%%

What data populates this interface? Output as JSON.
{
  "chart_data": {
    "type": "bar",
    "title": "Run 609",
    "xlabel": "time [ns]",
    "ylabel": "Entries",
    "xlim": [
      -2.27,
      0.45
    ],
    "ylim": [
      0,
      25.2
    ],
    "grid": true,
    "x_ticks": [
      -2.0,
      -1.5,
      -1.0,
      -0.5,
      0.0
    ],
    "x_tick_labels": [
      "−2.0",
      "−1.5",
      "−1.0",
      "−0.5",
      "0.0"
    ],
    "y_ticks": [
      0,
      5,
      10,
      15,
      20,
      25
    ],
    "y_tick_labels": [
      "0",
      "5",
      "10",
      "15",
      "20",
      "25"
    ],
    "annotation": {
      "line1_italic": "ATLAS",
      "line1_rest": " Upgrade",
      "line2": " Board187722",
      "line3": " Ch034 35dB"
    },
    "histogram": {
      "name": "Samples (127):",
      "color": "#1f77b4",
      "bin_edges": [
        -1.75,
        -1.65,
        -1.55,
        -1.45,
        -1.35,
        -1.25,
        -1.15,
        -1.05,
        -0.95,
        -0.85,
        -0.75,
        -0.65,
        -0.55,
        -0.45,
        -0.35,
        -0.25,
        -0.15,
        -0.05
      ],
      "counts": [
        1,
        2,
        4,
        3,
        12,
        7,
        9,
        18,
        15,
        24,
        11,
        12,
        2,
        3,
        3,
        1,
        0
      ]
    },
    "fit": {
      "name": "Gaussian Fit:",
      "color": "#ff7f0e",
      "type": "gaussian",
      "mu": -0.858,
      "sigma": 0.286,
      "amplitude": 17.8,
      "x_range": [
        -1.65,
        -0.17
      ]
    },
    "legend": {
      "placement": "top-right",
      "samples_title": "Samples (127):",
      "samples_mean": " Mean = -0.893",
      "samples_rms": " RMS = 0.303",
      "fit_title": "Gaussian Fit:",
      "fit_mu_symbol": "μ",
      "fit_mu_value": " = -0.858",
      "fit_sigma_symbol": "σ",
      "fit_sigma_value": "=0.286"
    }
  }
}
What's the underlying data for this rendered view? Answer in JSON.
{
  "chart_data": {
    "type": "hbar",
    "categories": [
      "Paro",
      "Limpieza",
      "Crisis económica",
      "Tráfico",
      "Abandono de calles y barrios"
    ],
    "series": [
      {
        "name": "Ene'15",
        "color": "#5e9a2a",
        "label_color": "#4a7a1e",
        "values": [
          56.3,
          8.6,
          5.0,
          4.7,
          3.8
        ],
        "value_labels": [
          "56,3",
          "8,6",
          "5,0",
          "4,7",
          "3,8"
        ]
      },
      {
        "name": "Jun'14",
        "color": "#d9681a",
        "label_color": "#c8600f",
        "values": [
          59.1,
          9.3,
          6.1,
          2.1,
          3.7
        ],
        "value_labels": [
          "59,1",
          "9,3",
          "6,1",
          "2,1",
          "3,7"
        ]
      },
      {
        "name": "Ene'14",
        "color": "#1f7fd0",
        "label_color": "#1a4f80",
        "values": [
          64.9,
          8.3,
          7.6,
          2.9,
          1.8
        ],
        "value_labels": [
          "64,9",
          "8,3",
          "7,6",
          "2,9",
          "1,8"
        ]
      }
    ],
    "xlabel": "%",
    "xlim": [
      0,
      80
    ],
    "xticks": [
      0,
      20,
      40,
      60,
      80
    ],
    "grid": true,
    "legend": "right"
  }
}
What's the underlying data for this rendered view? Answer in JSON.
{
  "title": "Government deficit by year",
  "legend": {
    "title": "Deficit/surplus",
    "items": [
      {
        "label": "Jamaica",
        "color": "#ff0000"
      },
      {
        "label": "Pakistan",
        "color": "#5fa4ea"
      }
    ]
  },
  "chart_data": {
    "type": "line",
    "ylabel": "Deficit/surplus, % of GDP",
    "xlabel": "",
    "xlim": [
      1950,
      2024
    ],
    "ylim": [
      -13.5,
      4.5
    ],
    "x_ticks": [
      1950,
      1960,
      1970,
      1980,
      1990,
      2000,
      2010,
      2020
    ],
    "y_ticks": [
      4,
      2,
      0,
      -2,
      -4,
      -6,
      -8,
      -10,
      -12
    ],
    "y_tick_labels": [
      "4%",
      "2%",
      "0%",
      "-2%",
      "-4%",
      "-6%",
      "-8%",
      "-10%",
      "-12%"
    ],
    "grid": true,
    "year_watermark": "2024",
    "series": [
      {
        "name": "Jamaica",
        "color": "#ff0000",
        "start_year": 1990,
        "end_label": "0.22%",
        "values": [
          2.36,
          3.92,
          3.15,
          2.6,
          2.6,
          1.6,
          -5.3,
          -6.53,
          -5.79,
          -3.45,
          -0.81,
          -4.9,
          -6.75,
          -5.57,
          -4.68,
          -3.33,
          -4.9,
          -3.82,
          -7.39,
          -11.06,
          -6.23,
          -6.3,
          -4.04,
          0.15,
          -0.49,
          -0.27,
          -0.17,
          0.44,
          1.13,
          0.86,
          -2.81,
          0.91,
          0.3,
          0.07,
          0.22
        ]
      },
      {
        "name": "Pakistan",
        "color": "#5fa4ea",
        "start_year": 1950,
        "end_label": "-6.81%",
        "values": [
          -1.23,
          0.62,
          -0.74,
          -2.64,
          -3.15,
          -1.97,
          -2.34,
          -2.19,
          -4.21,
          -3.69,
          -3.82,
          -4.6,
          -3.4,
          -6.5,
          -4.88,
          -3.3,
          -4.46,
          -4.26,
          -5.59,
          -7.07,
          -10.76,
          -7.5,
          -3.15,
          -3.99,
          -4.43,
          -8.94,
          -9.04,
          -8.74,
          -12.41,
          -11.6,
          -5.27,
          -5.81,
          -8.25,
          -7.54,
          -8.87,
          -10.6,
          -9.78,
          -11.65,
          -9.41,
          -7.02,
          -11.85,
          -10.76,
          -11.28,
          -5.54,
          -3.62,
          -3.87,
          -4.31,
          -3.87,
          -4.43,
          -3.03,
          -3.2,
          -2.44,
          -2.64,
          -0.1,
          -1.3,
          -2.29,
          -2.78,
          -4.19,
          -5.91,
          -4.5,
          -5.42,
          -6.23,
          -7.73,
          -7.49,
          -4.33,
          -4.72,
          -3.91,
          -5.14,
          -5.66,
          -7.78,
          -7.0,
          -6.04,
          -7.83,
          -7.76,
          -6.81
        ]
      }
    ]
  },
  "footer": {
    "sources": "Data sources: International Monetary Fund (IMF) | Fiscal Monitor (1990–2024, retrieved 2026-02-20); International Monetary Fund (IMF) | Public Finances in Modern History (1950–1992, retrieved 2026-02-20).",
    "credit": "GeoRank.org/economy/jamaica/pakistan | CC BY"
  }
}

%%

▶ **Description of the task**
Reproduce the records above exactly as they appear.

▶ **Written solution**
What data populates this interface? Output as JSON.
{
  "chart_data": {
    "type": "bar",
    "title": "Run 609",
    "xlabel": "time [ns]",
    "ylabel": "Entries",
    "xlim": [
      -2.27,
      0.45
    ],
    "ylim": [
      0,
      25.2
    ],
    "grid": true,
    "x_ticks": [
      -2.0,
      -1.5,
      -1.0,
      -0.5,
      0.0
    ],
    "x_tick_labels": [
      "−2.0",
      "−1.5",
      "−1.0",
      "−0.5",
      "0.0"
    ],
    "y_ticks": [
      0,
      5,
      10,
      15,
      20,
      25
    ],
    "y_tick_labels": [
      "0",
      "5",
      "10",
      "15",
      "20",
      "25"
    ],
    "annotation": {
      "line1_italic": "ATLAS",
      "line1_rest": " Upgrade",
      "line2": " Board187722",
      "line3": " Ch034 35dB"
    },
    "histogram": {
      "name": "Samples (127):",
      "color": "#1f77b4",
      "bin_edges": [
        -1.75,
        -1.65,
        -1.55,
        -1.45,
        -1.35,
        -1.25,
        -1.15,
        -1.05,
        -0.95,
        -0.85,
        -0.75,
        -0.65,
        -0.55,
        -0.45,
        -0.35,
        -0.25,
        -0.15,
        -0.05
      ],
      "counts": [
        1,
        2,
        4,
        3,
        12,
        7,
        9,
        18,
        15,
        24,
        11,
        12,
        2,
        3,
        3,
        1,
        0
      ]
    },
    "fit": {
      "name": "Gaussian Fit:",
      "color": "#ff7f0e",
      "type": "gaussian",
      "mu": -0.858,
      "sigma": 0.286,
      "amplitude": 17.8,
      "x_range": [
        -1.65,
        -0.17
      ]
    },
    "legend": {
      "placement": "top-right",
      "samples_title": "Samples (127):",
      "samples_mean": " Mean = -0.893",
      "samples_rms": " RMS = 0.303",
      "fit_title": "Gaussian Fit:",
      "fit_mu_symbol": "μ",
      "fit_mu_value": " = -0.858",
      "fit_sigma_symbol": "σ",
      "fit_sigma_value": "=0.286"
    }
  }
}
What's the underlying data for this rendered view? Answer in JSON.
{
  "chart_data": {
    "type": "hbar",
    "categories": [
      "Paro",
      "Limpieza",
      "Crisis económica",
      "Tráfico",
      "Abandono de calles y barrios"
    ],
    "series": [
      {
        "name": "Ene'15",
        "color": "#5e9a2a",
        "label_color": "#4a7a1e",
        "values": [
          56.3,
          8.6,
          5.0,
          4.7,
          3.8
        ],
        "value_labels": [
          "56,3",
          "8,6",
          "5,0",
          "4,7",
          "3,8"
        ]
      },
      {
        "name": "Jun'14",
        "color": "#d9681a",
        "label_color": "#c8600f",
        "values": [
          59.1,
          9.3,
          6.1,
          2.1,
          3.7
        ],
        "value_labels": [
          "59,1",
          "9,3",
          "6,1",
          "2,1",
          "3,7"
        ]
      },
      {
        "name": "Ene'14",
        "color": "#1f7fd0",
        "label_color": "#1a4f80",
        "values": [
          64.9,
          8.3,
          7.6,
          2.9,
          1.8
        ],
        "value_labels": [
          "64,9",
          "8,3",
          "7,6",
          "2,9",
          "1,8"
        ]
      }
    ],
    "xlabel": "%",
    "xlim": [
      0,
      80
    ],
    "xticks": [
      0,
      20,
      40,
      60,
      80
    ],
    "grid": true,
    "legend": "right"
  }
}
What's the underlying data for this rendered view? Answer in JSON.
{
  "title": "Government deficit by year",
  "legend": {
    "title": "Deficit/surplus",
    "items": [
      {
        "label": "Jamaica",
        "color": "#ff0000"
      },
      {
        "label": "Pakistan",
        "color": "#5fa4ea"
      }
    ]
  },
  "chart_data": {
    "type": "line",
    "ylabel": "Deficit/surplus, % of GDP",
    "xlabel": "",
    "xlim": [
      1950,
      2024
    ],
    "ylim": [
      -13.5,
      4.5
    ],
    "x_ticks": [
      1950,
      1960,
      1970,
      1980,
      1990,
      2000,
      2010,
      2020
    ],
    "y_ticks": [
      4,
      2,
      0,
      -2,
      -4,
      -6,
      -8,
      -10,
      -12
    ],
    "y_tick_labels": [
      "4%",
      "2%",
      "0%",
      "-2%",
      "-4%",
      "-6%",
      "-8%",
      "-10%",
      "-12%"
    ],
    "grid": true,
    "year_watermark": "2024",
    "series": [
      {
        "name": "Jamaica",
        "color": "#ff0000",
        "start_year": 1990,
        "end_label": "0.22%",
        "values": [
          2.36,
          3.92,
          3.15,
          2.6,
          2.6,
          1.6,
          -5.3,
          -6.53,
          -5.79,
          -3.45,
          -0.81,
          -4.9,
          -6.75,
          -5.57,
          -4.68,
          -3.33,
          -4.9,
          -3.82,
          -7.39,
          -11.06,
          -6.23,
          -6.3,
          -4.04,
          0.15,
          -0.49,
          -0.27,
          -0.17,
          0.44,
          1.13,
          0.86,
          -2.81,
          0.91,
          0.3,
          0.07,
          0.22
        ]
      },
      {
        "name": "Pakistan",
        "color": "#5fa4ea",
        "start_year": 1950,
        "end_label": "-6.81%",
        "values": [
          -1.23,
          0.62,
          -0.74,
          -2.64,
          -3.15,
          -1.97,
          -2.34,
          -2.19,
          -4.21,
          -3.69,
          -3.82,
          -4.6,
          -3.4,
          -6.5,
          -4.88,
          -3.3,
          -4.46,
          -4.26,
          -5.59,
          -7.07,
          -10.76,
          -7.5,
          -3.15,
          -3.99,
          -4.43,
          -8.94,
          -9.04,
          -8.74,
          -12.41,
          -11.6,
          -5.27,
          -5.81,
          -8.25,
          -7.54,
          -8.87,
          -10.6,
          -9.78,
          -11.65,
          -9.41,
          -7.02,
          -11.85,
          -10.76,
          -11.28,
          -5.54,
          -3.62,
          -3.87,
          -4.31,
          -3.87,
          -4.43,
          -3.03,
          -3.2,
          -2.44,
          -2.64,
          -0.1,
          -1.3,
          -2.29,
          -2.78,
          -4.19,
          -5.91,
          -4.5,
          -5.42,
          -6.23,
          -7.73,
          -7.49,
          -4.33,
          -4.72,
          -3.91,
          -5.14,
          -5.66,
          -7.78,
          -7.0,
          -6.04,
          -7.83,
          -7.76,
          -6.81
        ]
      }
    ]
  },
  "footer": {
    "sources": "Data sources: International Monetary Fund (IMF) | Fiscal Monitor (1990–2024, retrieved 2026-02-20); International Monetary Fund (IMF) | Public Finances in Modern History (1950–1992, retrieved 2026-02-20).",
    "credit": "GeoRank.org/economy/jamaica/pakistan | CC BY"
  }
}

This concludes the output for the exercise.